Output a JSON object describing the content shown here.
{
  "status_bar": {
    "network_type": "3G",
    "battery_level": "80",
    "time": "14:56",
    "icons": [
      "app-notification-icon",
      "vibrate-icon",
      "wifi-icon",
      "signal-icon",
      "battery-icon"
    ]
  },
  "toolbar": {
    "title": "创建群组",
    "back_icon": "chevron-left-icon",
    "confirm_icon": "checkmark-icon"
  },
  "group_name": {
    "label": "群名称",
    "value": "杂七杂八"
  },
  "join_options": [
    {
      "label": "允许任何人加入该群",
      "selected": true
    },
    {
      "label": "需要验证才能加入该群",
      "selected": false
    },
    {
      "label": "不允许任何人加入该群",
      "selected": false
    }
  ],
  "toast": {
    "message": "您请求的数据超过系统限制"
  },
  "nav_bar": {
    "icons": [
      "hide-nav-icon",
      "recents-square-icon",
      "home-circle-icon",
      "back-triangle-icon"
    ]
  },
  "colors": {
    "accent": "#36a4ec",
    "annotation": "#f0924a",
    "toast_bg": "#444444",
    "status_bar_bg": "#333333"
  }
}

- TASK OBJECTIVE
Output the complete data exactly as written.

- FULL SOLUTION
Output a JSON object describing the content shown here.
{
  "status_bar": {
    "network_type": "3G",
    "battery_level": "80",
    "time": "14:56",
    "icons": [
      "app-notification-icon",
      "vibrate-icon",
      "wifi-icon",
      "signal-icon",
      "battery-icon"
    ]
  },
  "toolbar": {
    "title": "创建群组",
    "back_icon": "chevron-left-icon",
    "confirm_icon": "checkmark-icon"
  },
  "group_name": {
    "label": "群名称",
    "value": "杂七杂八"
  },
  "join_options": [
    {
      "label": "允许任何人加入该群",
      "selected": true
    },
    {
      "label": "需要验证才能加入该群",
      "selected": false
    },
    {
      "label": "不允许任何人加入该群",
      "selected": false
    }
  ],
  "toast": {
    "message": "您请求的数据超过系统限制"
  },
  "nav_bar": {
    "icons": [
      "hide-nav-icon",
      "recents-square-icon",
      "home-circle-icon",
      "back-triangle-icon"
    ]
  },
  "colors": {
    "accent": "#36a4ec",
    "annotation": "#f0924a",
    "toast_bg": "#444444",
    "status_bar_bg": "#333333"
  }
}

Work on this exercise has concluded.